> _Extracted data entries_
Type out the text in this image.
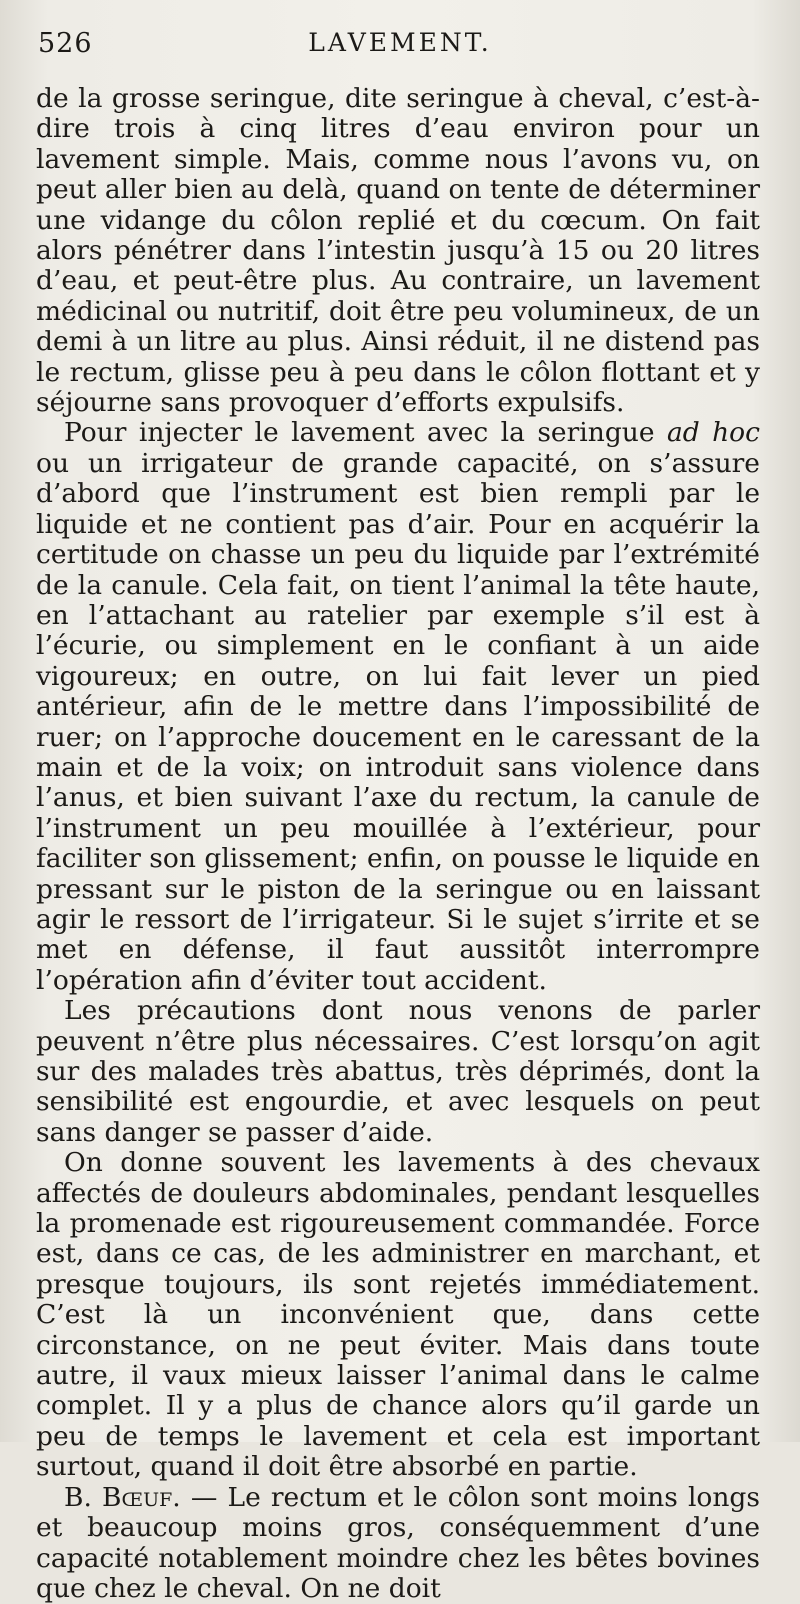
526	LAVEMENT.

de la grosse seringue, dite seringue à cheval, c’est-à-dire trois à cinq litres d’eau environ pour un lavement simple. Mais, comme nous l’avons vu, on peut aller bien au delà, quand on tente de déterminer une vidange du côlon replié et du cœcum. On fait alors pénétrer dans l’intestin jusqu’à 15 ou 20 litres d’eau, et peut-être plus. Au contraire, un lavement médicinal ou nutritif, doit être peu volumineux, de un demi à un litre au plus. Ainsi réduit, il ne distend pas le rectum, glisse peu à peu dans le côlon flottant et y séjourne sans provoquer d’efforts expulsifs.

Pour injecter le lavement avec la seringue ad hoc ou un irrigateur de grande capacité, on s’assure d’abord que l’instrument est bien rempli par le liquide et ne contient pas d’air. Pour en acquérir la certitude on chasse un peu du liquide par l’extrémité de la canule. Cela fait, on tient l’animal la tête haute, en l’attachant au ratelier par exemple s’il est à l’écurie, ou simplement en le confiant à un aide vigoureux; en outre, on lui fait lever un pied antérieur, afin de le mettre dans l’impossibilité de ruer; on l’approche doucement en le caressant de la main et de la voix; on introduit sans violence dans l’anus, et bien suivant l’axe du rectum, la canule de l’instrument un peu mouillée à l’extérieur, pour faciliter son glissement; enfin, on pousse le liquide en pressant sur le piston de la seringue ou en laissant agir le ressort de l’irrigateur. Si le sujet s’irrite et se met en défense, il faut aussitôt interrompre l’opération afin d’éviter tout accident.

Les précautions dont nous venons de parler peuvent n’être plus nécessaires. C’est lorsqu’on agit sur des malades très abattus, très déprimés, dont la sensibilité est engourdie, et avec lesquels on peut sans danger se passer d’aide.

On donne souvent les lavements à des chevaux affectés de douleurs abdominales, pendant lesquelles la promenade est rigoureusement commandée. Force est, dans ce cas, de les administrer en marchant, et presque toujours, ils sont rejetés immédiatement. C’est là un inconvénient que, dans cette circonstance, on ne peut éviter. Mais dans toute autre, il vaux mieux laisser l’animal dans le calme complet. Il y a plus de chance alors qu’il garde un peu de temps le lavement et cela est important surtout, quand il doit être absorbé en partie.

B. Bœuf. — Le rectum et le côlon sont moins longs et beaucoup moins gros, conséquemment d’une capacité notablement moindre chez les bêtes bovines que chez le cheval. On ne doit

> _Written exercise_
Copy out all the records exactly, excluding pictures.

> _Reply_
Type out the text in this image.
526	LAVEMENT.

de la grosse seringue, dite seringue à cheval, c’est-à-dire trois à cinq litres d’eau environ pour un lavement simple. Mais, comme nous l’avons vu, on peut aller bien au delà, quand on tente de déterminer une vidange du côlon replié et du cœcum. On fait alors pénétrer dans l’intestin jusqu’à 15 ou 20 litres d’eau, et peut-être plus. Au contraire, un lavement médicinal ou nutritif, doit être peu volumineux, de un demi à un litre au plus. Ainsi réduit, il ne distend pas le rectum, glisse peu à peu dans le côlon flottant et y séjourne sans provoquer d’efforts expulsifs.

Pour injecter le lavement avec la seringue ad hoc ou un irrigateur de grande capacité, on s’assure d’abord que l’instrument est bien rempli par le liquide et ne contient pas d’air. Pour en acquérir la certitude on chasse un peu du liquide par l’extrémité de la canule. Cela fait, on tient l’animal la tête haute, en l’attachant au ratelier par exemple s’il est à l’écurie, ou simplement en le confiant à un aide vigoureux; en outre, on lui fait lever un pied antérieur, afin de le mettre dans l’impossibilité de ruer; on l’approche doucement en le caressant de la main et de la voix; on introduit sans violence dans l’anus, et bien suivant l’axe du rectum, la canule de l’instrument un peu mouillée à l’extérieur, pour faciliter son glissement; enfin, on pousse le liquide en pressant sur le piston de la seringue ou en laissant agir le ressort de l’irrigateur. Si le sujet s’irrite et se met en défense, il faut aussitôt interrompre l’opération afin d’éviter tout accident.

Les précautions dont nous venons de parler peuvent n’être plus nécessaires. C’est lorsqu’on agit sur des malades très abattus, très déprimés, dont la sensibilité est engourdie, et avec lesquels on peut sans danger se passer d’aide.

On donne souvent les lavements à des chevaux affectés de douleurs abdominales, pendant lesquelles la promenade est rigoureusement commandée. Force est, dans ce cas, de les administrer en marchant, et presque toujours, ils sont rejetés immédiatement. C’est là un inconvénient que, dans cette circonstance, on ne peut éviter. Mais dans toute autre, il vaux mieux laisser l’animal dans le calme complet. Il y a plus de chance alors qu’il garde un peu de temps le lavement et cela est important surtout, quand il doit être absorbé en partie.

B. Bœuf. — Le rectum et le côlon sont moins longs et beaucoup moins gros, conséquemment d’une capacité notablement moindre chez les bêtes bovines que chez le cheval. On ne doit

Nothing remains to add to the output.